# TASK DIRECTIONS
Every line that contains the word "which" should be copied out.

Data records:
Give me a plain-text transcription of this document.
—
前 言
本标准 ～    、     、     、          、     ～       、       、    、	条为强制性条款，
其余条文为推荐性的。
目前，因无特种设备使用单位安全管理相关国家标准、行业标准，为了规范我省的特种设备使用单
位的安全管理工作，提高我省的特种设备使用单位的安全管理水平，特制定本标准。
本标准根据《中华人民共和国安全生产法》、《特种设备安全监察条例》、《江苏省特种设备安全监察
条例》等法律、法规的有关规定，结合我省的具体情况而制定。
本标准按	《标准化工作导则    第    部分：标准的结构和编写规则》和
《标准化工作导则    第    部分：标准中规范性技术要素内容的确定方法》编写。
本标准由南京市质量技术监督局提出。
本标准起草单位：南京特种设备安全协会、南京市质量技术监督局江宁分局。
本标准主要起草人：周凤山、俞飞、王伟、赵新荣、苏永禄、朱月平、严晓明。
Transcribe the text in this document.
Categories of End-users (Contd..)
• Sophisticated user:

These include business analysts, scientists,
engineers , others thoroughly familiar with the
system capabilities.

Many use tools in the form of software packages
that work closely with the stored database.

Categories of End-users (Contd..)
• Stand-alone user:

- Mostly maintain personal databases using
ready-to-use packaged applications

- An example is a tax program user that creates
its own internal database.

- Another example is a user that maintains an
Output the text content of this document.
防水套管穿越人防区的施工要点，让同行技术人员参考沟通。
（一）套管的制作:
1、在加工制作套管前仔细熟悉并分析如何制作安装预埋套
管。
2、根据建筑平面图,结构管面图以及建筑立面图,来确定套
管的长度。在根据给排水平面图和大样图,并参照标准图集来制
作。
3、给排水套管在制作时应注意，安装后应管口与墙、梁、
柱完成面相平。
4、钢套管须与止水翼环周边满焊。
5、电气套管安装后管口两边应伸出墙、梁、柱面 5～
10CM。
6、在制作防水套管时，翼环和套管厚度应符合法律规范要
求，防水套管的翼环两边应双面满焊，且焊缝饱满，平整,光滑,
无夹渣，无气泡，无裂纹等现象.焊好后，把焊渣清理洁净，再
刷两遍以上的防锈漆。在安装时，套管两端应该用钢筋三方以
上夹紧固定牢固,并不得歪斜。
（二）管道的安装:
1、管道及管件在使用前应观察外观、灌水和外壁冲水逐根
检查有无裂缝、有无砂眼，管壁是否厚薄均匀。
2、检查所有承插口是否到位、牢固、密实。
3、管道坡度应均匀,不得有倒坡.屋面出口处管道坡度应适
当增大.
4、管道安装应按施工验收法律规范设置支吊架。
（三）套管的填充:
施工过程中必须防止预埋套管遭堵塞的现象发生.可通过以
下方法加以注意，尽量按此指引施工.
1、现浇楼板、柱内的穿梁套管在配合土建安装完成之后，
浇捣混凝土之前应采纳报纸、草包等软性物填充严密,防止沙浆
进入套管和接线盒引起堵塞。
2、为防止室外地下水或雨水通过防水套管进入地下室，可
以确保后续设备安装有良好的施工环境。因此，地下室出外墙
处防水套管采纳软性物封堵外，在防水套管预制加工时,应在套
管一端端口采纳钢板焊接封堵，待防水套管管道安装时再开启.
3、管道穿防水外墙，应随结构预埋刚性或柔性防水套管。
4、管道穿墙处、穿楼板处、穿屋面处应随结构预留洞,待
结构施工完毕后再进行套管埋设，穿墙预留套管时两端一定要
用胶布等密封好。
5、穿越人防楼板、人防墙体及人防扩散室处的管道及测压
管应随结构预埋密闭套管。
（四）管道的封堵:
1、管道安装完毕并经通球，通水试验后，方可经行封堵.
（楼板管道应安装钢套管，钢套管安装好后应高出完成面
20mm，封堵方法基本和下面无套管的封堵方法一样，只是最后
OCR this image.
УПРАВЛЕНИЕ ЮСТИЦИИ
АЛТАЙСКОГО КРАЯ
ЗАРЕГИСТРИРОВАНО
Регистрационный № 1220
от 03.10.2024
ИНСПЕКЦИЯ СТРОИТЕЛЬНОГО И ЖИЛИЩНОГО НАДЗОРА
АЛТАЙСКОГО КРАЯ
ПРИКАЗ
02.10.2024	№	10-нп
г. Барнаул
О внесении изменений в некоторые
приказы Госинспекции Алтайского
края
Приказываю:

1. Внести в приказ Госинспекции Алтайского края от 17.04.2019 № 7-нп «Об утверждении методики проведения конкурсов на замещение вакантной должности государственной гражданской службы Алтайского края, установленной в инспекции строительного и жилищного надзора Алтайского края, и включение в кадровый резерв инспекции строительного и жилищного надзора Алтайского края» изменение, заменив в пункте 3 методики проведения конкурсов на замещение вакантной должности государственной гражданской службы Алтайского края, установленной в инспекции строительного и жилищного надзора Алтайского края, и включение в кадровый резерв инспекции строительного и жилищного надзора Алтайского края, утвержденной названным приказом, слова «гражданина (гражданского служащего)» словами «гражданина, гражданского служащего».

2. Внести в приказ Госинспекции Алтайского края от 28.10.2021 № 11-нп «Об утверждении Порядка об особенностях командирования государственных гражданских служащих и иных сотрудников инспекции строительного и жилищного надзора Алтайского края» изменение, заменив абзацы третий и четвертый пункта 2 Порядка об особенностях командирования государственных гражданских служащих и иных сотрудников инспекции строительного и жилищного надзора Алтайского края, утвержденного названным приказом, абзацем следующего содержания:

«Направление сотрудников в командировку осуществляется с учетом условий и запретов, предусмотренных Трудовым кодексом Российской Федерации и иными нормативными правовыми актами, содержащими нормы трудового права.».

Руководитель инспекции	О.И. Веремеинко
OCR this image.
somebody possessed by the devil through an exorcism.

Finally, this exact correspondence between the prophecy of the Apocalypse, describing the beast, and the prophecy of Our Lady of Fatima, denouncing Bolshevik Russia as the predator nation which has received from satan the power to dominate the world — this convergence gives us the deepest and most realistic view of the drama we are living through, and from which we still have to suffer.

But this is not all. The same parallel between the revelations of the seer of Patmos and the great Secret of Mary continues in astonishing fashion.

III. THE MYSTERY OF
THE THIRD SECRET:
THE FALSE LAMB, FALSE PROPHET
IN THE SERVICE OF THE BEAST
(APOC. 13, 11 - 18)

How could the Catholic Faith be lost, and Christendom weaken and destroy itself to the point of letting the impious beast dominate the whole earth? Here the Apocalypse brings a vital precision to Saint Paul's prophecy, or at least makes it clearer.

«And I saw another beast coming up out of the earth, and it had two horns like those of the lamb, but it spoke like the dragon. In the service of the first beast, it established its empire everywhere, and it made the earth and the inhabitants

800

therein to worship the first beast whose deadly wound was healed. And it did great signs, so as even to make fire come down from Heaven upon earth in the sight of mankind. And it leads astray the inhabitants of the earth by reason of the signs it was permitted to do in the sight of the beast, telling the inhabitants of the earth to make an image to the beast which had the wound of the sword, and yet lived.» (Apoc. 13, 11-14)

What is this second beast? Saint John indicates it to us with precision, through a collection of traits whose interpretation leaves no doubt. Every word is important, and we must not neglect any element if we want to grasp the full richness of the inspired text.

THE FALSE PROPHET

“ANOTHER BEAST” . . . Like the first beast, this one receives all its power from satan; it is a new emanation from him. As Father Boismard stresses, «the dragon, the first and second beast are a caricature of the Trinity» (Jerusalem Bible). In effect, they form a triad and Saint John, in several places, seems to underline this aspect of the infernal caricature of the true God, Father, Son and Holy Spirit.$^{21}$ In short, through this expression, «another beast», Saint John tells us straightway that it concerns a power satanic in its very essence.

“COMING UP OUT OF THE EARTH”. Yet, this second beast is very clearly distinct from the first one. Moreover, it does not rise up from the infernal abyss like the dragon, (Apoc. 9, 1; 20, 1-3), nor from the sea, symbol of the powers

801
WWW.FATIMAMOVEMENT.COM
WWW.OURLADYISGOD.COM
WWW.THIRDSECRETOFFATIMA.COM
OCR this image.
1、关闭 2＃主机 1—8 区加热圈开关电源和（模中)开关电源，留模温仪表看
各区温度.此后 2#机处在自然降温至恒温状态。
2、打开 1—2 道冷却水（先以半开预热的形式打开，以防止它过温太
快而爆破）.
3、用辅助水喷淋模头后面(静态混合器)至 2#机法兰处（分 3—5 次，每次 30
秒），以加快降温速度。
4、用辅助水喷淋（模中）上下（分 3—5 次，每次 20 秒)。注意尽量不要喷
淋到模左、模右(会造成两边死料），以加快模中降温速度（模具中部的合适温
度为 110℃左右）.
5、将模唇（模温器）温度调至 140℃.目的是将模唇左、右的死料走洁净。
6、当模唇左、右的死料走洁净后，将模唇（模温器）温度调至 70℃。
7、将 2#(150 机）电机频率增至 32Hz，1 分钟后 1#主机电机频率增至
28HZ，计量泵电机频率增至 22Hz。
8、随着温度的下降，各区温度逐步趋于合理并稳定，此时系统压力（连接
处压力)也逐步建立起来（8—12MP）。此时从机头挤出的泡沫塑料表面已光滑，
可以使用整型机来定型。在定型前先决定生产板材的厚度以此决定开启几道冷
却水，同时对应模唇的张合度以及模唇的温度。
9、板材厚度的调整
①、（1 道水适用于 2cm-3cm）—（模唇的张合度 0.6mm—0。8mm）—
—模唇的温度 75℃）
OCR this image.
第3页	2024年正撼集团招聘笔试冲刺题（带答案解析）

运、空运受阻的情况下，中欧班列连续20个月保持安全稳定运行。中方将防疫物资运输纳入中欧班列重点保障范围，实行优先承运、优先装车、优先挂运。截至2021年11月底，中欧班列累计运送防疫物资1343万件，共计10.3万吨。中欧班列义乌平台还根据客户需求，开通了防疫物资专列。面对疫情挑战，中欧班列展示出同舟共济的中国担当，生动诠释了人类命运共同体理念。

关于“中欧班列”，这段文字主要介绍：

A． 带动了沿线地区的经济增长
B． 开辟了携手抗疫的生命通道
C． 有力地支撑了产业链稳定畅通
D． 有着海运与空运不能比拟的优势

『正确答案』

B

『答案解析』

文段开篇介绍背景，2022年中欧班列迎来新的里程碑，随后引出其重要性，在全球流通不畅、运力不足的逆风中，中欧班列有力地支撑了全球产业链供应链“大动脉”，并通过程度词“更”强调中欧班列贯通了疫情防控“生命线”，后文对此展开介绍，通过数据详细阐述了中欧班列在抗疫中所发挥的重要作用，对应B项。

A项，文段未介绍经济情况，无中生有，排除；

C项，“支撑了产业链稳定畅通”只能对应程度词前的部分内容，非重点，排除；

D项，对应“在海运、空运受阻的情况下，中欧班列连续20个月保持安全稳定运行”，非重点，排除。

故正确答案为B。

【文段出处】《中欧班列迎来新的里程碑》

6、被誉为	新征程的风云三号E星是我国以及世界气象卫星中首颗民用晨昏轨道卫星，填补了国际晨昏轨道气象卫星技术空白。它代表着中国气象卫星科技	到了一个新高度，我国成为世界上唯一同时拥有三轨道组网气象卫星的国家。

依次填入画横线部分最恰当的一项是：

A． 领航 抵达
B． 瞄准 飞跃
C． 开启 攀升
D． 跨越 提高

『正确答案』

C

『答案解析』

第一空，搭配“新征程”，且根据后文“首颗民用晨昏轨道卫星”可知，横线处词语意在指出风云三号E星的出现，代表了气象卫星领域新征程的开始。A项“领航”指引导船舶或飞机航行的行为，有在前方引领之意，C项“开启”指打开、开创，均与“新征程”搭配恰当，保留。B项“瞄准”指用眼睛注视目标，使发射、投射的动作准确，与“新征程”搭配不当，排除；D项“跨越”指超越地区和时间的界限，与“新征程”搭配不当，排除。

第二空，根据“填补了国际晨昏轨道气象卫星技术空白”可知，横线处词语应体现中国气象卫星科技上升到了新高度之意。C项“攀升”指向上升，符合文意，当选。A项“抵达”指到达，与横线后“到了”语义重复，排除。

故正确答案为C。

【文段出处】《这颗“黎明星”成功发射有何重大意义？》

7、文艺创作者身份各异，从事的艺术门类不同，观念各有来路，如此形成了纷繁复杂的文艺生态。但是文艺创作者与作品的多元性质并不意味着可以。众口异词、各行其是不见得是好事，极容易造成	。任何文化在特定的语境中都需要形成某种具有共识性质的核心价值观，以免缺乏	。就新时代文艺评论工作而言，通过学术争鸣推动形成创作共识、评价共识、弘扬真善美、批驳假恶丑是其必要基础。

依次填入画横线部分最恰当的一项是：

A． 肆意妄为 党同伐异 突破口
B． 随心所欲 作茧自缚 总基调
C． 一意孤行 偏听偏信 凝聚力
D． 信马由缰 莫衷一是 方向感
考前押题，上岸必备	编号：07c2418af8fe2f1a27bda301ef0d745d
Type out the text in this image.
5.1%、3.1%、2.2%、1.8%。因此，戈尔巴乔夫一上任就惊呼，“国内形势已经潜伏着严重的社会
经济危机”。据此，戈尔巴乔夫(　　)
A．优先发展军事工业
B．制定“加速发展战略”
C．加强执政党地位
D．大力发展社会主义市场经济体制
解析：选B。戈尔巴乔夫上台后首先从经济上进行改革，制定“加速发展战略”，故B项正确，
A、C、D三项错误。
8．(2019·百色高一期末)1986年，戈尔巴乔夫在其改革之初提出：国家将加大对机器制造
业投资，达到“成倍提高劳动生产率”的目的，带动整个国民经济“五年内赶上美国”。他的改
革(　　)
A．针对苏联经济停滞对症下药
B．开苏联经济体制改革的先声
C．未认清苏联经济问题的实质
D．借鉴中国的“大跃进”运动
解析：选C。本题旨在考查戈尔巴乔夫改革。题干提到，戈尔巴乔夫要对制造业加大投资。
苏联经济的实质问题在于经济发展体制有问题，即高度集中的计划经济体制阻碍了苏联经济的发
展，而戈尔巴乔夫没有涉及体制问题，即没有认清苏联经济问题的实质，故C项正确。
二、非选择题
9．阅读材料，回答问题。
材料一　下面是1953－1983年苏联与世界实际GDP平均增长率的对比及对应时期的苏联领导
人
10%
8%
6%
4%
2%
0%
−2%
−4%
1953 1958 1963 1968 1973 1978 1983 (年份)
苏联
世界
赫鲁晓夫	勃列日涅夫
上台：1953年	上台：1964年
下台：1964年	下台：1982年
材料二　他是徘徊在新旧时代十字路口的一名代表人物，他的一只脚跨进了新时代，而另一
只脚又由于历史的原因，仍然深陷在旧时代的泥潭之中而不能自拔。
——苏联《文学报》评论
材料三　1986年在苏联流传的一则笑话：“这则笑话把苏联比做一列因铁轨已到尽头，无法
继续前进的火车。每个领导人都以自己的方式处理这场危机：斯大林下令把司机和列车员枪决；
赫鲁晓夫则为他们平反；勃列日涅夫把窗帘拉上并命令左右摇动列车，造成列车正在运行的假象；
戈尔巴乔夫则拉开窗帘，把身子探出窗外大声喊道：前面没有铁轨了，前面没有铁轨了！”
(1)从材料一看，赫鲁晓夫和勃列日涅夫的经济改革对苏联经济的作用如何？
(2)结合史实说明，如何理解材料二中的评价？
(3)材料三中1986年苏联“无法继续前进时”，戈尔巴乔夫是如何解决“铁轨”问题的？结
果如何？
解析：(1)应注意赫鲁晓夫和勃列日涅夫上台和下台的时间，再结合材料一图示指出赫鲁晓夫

# RESULT OF THIS TASK
Finally, this exact correspondence between the prophecy of the Apocalypse, describing the beast, and the prophecy of Our Lady of Fatima, denouncing Bolshevik Russia as the predator nation which has received from satan the power to dominate the world — this convergence gives us the deepest and most realistic view of the drama we are living through, and from which we still have to suffer.
therein to worship the first beast whose deadly wound was healed. And it did great signs, so as even to make fire come down from Heaven upon earth in the sight of mankind. And it leads astray the inhabitants of the earth by reason of the signs it was permitted to do in the sight of the beast, telling the inhabitants of the earth to make an image to the beast which had the wound of the sword, and yet lived.» (Apoc. 13, 11-14)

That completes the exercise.